## Exercise task
Repeat the whole of the data, keeping every detail the same.

-- START Material for this task --

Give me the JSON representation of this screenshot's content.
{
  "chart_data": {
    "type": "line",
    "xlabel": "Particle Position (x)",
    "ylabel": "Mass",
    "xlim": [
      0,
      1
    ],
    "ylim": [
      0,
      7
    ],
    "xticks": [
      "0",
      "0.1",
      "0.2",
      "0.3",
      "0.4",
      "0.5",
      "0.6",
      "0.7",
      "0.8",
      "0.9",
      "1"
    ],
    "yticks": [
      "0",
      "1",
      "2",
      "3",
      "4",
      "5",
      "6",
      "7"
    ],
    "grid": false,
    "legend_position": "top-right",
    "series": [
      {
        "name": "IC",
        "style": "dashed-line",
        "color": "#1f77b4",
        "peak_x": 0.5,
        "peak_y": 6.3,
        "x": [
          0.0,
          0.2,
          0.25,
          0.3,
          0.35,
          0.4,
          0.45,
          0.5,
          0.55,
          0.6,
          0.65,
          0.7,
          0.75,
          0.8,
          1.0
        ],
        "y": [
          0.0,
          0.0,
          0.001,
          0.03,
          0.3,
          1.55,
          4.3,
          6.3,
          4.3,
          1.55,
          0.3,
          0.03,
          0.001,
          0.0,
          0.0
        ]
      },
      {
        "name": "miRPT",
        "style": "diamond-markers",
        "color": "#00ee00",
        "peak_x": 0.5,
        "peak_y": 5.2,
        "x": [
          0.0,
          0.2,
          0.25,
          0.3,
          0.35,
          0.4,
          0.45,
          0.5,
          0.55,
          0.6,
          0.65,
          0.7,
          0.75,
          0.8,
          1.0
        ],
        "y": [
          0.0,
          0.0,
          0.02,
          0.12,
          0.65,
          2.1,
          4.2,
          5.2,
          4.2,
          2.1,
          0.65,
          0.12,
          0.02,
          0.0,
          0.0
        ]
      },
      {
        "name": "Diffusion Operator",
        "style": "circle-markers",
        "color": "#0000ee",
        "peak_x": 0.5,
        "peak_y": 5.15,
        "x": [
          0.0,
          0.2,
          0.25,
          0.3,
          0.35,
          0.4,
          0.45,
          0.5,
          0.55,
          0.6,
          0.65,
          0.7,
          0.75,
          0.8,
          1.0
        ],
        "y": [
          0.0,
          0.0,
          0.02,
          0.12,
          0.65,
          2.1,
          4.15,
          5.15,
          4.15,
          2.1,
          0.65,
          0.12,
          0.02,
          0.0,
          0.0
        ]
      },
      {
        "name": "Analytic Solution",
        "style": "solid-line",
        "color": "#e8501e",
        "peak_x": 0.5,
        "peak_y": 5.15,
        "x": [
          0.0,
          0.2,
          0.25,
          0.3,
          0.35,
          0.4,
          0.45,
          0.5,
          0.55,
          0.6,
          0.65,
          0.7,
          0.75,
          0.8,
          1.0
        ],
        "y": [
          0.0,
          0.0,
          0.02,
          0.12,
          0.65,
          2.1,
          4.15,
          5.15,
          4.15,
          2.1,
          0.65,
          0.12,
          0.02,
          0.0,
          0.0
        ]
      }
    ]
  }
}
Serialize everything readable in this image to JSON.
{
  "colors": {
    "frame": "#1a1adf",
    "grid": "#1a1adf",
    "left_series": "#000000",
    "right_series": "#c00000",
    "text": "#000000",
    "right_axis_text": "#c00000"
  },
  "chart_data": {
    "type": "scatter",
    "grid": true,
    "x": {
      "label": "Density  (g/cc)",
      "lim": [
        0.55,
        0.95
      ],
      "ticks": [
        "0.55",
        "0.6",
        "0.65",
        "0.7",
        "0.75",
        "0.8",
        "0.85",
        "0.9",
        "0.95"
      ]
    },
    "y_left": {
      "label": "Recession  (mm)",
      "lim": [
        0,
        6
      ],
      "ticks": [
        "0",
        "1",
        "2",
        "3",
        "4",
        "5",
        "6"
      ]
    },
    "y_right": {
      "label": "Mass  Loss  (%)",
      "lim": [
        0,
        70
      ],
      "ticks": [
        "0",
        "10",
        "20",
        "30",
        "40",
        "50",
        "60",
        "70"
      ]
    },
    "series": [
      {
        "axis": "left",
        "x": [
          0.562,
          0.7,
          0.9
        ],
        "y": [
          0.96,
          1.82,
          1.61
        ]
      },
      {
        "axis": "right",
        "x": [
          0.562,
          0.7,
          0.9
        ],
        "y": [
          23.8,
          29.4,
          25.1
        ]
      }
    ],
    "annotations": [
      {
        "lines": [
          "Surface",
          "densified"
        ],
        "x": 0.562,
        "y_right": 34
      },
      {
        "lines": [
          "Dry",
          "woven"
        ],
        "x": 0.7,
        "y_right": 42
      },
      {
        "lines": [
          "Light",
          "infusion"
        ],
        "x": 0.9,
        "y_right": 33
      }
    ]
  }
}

-- END Material for this task --

## Final result
Give me the JSON representation of this screenshot's content.
{
  "chart_data": {
    "type": "line",
    "xlabel": "Particle Position (x)",
    "ylabel": "Mass",
    "xlim": [
      0,
      1
    ],
    "ylim": [
      0,
      7
    ],
    "xticks": [
      "0",
      "0.1",
      "0.2",
      "0.3",
      "0.4",
      "0.5",
      "0.6",
      "0.7",
      "0.8",
      "0.9",
      "1"
    ],
    "yticks": [
      "0",
      "1",
      "2",
      "3",
      "4",
      "5",
      "6",
      "7"
    ],
    "grid": false,
    "legend_position": "top-right",
    "series": [
      {
        "name": "IC",
        "style": "dashed-line",
        "color": "#1f77b4",
        "peak_x": 0.5,
        "peak_y": 6.3,
        "x": [
          0.0,
          0.2,
          0.25,
          0.3,
          0.35,
          0.4,
          0.45,
          0.5,
          0.55,
          0.6,
          0.65,
          0.7,
          0.75,
          0.8,
          1.0
        ],
        "y": [
          0.0,
          0.0,
          0.001,
          0.03,
          0.3,
          1.55,
          4.3,
          6.3,
          4.3,
          1.55,
          0.3,
          0.03,
          0.001,
          0.0,
          0.0
        ]
      },
      {
        "name": "miRPT",
        "style": "diamond-markers",
        "color": "#00ee00",
        "peak_x": 0.5,
        "peak_y": 5.2,
        "x": [
          0.0,
          0.2,
          0.25,
          0.3,
          0.35,
          0.4,
          0.45,
          0.5,
          0.55,
          0.6,
          0.65,
          0.7,
          0.75,
          0.8,
          1.0
        ],
        "y": [
          0.0,
          0.0,
          0.02,
          0.12,
          0.65,
          2.1,
          4.2,
          5.2,
          4.2,
          2.1,
          0.65,
          0.12,
          0.02,
          0.0,
          0.0
        ]
      },
      {
        "name": "Diffusion Operator",
        "style": "circle-markers",
        "color": "#0000ee",
        "peak_x": 0.5,
        "peak_y": 5.15,
        "x": [
          0.0,
          0.2,
          0.25,
          0.3,
          0.35,
          0.4,
          0.45,
          0.5,
          0.55,
          0.6,
          0.65,
          0.7,
          0.75,
          0.8,
          1.0
        ],
        "y": [
          0.0,
          0.0,
          0.02,
          0.12,
          0.65,
          2.1,
          4.15,
          5.15,
          4.15,
          2.1,
          0.65,
          0.12,
          0.02,
          0.0,
          0.0
        ]
      },
      {
        "name": "Analytic Solution",
        "style": "solid-line",
        "color": "#e8501e",
        "peak_x": 0.5,
        "peak_y": 5.15,
        "x": [
          0.0,
          0.2,
          0.25,
          0.3,
          0.35,
          0.4,
          0.45,
          0.5,
          0.55,
          0.6,
          0.65,
          0.7,
          0.75,
          0.8,
          1.0
        ],
        "y": [
          0.0,
          0.0,
          0.02,
          0.12,
          0.65,
          2.1,
          4.15,
          5.15,
          4.15,
          2.1,
          0.65,
          0.12,
          0.02,
          0.0,
          0.0
        ]
      }
    ]
  }
}
Serialize everything readable in this image to JSON.
{
  "colors": {
    "frame": "#1a1adf",
    "grid": "#1a1adf",
    "left_series": "#000000",
    "right_series": "#c00000",
    "text": "#000000",
    "right_axis_text": "#c00000"
  },
  "chart_data": {
    "type": "scatter",
    "grid": true,
    "x": {
      "label": "Density  (g/cc)",
      "lim": [
        0.55,
        0.95
      ],
      "ticks": [
        "0.55",
        "0.6",
        "0.65",
        "0.7",
        "0.75",
        "0.8",
        "0.85",
        "0.9",
        "0.95"
      ]
    },
    "y_left": {
      "label": "Recession  (mm)",
      "lim": [
        0,
        6
      ],
      "ticks": [
        "0",
        "1",
        "2",
        "3",
        "4",
        "5",
        "6"
      ]
    },
    "y_right": {
      "label": "Mass  Loss  (%)",
      "lim": [
        0,
        70
      ],
      "ticks": [
        "0",
        "10",
        "20",
        "30",
        "40",
        "50",
        "60",
        "70"
      ]
    },
    "series": [
      {
        "axis": "left",
        "x": [
          0.562,
          0.7,
          0.9
        ],
        "y": [
          0.96,
          1.82,
          1.61
        ]
      },
      {
        "axis": "right",
        "x": [
          0.562,
          0.7,
          0.9
        ],
        "y": [
          23.8,
          29.4,
          25.1
        ]
      }
    ],
    "annotations": [
      {
        "lines": [
          "Surface",
          "densified"
        ],
        "x": 0.562,
        "y_right": 34
      },
      {
        "lines": [
          "Dry",
          "woven"
        ],
        "x": 0.7,
        "y_right": 42
      },
      {
        "lines": [
          "Light",
          "infusion"
        ],
        "x": 0.9,
        "y_right": 33
      }
    ]
  }
}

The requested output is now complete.